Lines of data
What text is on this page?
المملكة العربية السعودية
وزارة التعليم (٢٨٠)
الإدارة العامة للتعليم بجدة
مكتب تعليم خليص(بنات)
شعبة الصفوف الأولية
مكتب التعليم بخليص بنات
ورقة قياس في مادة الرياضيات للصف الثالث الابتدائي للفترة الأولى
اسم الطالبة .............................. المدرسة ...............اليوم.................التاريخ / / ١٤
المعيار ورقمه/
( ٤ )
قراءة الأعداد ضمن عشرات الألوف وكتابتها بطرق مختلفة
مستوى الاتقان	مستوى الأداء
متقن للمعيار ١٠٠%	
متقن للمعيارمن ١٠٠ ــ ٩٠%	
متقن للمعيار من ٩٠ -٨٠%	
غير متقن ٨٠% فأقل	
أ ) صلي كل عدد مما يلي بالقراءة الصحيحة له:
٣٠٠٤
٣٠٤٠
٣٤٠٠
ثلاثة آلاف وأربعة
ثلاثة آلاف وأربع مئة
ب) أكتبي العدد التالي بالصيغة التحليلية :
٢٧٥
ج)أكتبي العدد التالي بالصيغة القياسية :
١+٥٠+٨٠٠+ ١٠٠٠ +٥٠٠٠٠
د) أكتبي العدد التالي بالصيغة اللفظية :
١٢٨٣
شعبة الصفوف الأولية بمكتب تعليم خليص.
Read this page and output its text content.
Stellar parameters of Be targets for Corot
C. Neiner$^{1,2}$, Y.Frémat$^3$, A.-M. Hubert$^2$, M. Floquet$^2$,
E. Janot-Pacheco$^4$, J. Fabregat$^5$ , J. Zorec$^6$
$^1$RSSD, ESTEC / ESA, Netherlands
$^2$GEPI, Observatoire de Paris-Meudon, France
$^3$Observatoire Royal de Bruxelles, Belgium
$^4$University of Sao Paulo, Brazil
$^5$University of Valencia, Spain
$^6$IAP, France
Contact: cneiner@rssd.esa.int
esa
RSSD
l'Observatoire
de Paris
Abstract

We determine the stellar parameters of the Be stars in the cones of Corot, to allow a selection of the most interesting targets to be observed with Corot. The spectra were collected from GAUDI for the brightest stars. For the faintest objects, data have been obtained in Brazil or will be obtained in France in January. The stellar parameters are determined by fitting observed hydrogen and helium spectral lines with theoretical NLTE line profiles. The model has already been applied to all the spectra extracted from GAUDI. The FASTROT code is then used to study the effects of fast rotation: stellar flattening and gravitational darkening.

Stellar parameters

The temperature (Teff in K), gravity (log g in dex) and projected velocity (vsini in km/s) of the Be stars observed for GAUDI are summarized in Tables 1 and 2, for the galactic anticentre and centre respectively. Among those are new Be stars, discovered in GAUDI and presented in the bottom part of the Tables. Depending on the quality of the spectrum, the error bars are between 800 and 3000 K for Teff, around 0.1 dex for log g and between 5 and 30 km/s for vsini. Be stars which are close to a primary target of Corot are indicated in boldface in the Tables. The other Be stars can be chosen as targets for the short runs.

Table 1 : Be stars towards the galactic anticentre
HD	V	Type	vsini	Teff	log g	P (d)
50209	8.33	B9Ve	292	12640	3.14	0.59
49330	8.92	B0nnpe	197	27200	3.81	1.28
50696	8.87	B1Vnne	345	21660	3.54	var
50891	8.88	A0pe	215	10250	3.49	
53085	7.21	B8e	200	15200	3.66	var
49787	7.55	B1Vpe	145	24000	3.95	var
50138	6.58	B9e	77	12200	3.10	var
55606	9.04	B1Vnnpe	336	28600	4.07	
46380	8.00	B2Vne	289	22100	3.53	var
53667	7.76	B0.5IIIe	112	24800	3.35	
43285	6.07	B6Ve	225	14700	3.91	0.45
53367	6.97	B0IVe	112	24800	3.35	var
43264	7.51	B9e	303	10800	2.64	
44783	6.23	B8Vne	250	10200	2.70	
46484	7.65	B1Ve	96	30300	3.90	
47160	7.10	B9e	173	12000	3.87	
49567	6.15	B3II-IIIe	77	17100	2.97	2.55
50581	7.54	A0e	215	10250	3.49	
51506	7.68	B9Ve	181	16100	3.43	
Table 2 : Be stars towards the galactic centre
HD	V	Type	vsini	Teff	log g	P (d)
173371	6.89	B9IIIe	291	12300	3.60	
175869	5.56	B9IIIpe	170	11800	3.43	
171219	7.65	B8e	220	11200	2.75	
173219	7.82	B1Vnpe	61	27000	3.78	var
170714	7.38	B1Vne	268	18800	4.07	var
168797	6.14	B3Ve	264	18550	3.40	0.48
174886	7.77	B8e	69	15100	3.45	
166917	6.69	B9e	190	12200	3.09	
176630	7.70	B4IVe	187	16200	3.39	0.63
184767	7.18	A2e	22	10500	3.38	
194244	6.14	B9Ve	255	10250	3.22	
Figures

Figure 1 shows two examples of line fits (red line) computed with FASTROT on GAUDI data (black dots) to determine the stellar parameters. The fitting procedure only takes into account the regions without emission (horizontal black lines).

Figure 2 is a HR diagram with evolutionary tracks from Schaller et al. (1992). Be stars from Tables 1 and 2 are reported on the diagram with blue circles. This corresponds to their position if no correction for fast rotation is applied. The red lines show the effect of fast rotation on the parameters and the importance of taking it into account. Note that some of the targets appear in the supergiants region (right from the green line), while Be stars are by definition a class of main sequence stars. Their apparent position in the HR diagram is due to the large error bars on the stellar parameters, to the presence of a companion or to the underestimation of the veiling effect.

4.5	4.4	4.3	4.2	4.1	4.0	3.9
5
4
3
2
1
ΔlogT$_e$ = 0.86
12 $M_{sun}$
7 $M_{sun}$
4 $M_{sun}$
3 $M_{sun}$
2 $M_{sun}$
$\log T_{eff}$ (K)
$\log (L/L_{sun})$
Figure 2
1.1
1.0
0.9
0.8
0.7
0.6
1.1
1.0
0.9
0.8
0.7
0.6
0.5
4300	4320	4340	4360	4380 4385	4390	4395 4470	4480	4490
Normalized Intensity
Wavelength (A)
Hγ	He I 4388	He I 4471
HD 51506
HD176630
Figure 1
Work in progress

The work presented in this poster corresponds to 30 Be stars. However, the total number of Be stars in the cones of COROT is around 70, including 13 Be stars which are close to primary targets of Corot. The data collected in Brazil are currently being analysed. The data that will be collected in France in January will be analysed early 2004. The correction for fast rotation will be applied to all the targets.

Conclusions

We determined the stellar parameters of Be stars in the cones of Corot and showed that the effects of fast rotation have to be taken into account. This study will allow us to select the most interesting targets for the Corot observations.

## DIRECTIONS
Extract every line above containing the word "University".

## EXPECTED OUTPUT
$^4$University of Sao Paulo, Brazil
$^5$University of Valencia, Spain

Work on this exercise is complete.